(Stored data entries)
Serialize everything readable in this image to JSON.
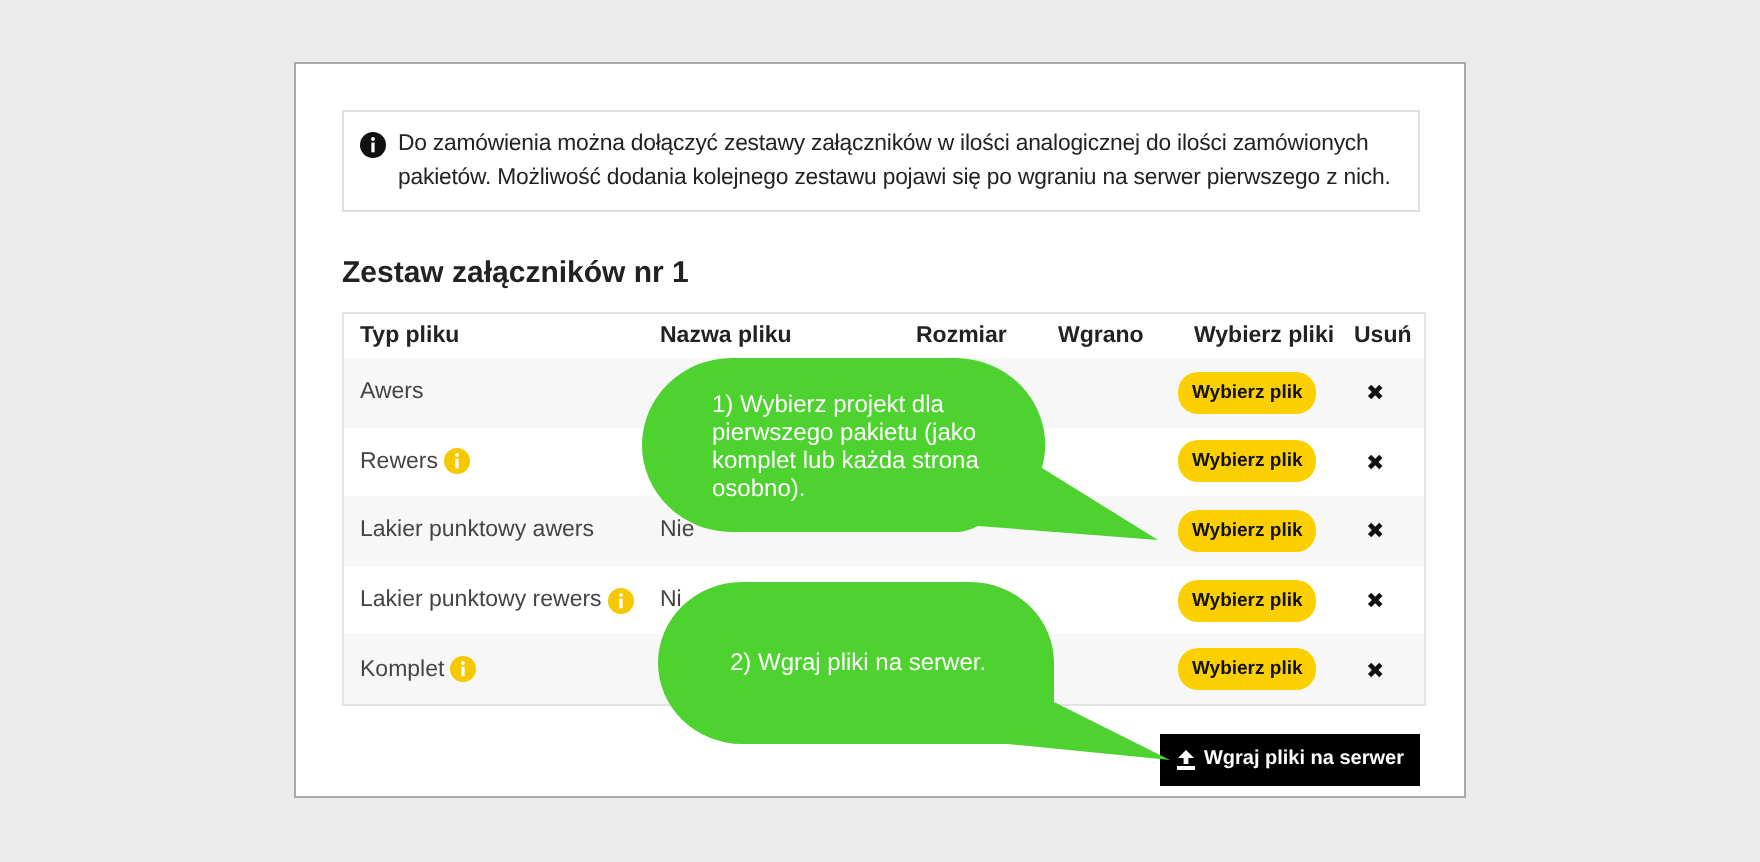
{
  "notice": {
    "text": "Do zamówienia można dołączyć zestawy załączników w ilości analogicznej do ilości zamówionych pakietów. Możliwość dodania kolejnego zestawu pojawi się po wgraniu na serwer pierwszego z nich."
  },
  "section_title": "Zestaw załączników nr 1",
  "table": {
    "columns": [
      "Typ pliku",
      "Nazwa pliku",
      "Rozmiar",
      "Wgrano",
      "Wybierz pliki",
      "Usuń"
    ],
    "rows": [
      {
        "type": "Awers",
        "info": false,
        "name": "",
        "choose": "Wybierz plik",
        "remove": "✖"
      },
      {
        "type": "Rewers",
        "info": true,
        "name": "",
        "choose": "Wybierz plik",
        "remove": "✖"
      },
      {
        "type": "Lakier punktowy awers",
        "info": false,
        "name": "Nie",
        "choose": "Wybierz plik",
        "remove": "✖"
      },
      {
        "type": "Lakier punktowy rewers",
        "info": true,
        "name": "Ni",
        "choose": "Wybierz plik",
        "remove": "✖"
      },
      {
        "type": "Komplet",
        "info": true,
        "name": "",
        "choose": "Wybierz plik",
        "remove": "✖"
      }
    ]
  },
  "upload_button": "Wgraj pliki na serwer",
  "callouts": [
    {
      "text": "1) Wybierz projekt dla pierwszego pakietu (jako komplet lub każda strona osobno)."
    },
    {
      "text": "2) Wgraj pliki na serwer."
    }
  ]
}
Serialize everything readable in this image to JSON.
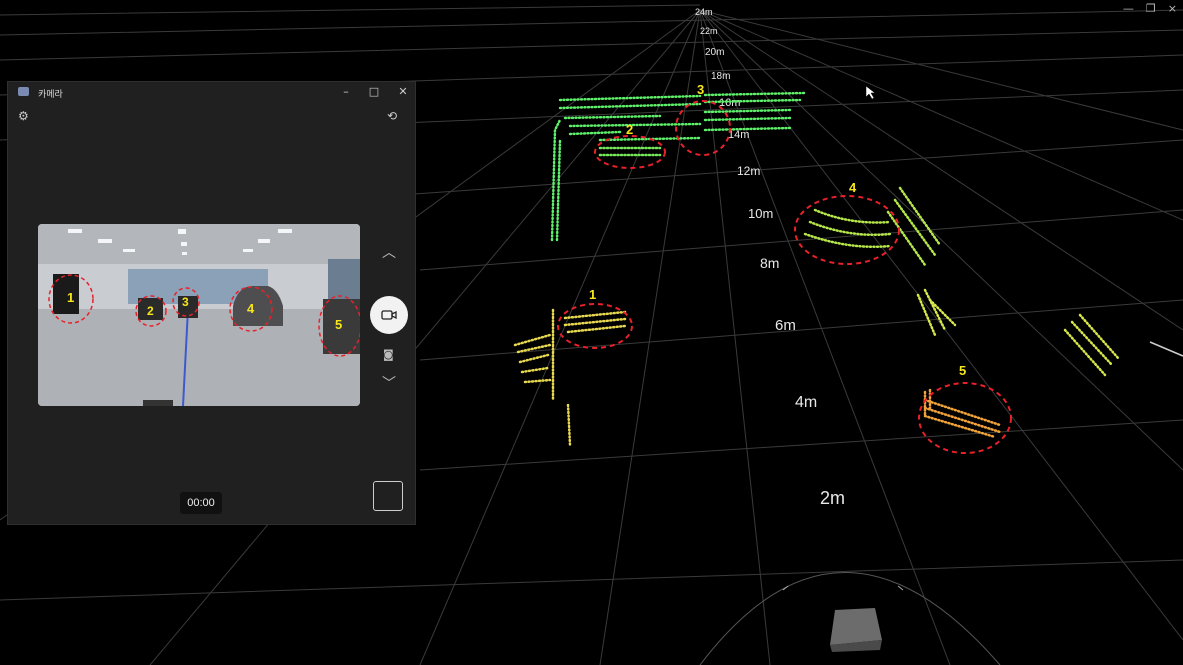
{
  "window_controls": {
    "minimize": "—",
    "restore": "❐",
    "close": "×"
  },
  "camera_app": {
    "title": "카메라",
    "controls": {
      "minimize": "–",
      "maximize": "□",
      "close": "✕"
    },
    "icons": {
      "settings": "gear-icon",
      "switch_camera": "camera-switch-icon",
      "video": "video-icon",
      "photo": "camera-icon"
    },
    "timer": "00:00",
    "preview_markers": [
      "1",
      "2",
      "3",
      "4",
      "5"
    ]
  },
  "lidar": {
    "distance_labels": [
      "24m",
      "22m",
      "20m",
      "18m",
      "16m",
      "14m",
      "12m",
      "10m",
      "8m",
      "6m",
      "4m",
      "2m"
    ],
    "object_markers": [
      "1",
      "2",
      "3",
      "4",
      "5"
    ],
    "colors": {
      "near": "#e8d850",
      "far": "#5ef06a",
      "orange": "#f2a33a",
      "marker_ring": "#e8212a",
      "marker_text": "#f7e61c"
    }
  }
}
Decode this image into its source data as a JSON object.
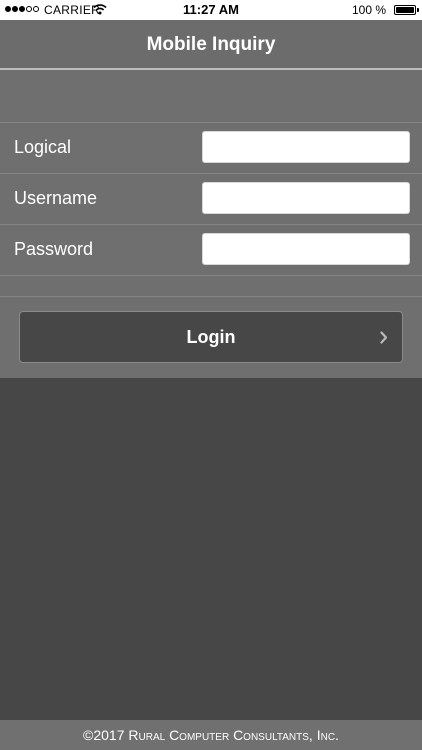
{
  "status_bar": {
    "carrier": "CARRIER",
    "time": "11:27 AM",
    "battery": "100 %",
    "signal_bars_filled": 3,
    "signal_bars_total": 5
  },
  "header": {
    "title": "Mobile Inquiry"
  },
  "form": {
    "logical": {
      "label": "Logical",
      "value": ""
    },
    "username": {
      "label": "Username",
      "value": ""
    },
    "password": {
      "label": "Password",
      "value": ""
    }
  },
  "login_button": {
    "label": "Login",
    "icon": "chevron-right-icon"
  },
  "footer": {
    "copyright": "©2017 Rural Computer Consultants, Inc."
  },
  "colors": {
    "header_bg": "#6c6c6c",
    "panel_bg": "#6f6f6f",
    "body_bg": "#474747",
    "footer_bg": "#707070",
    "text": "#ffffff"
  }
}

Aim
Find all lines holding the string "załączników" and copy them.

The answer
    "text": "Do zamówienia można dołączyć zestawy załączników w ilości analogicznej do ilości zamówionych pakietów. Możliwość dodania kolejnego zestawu pojawi się po wgraniu na serwer pierwszego z nich."
  "section_title": "Zestaw załączników nr 1",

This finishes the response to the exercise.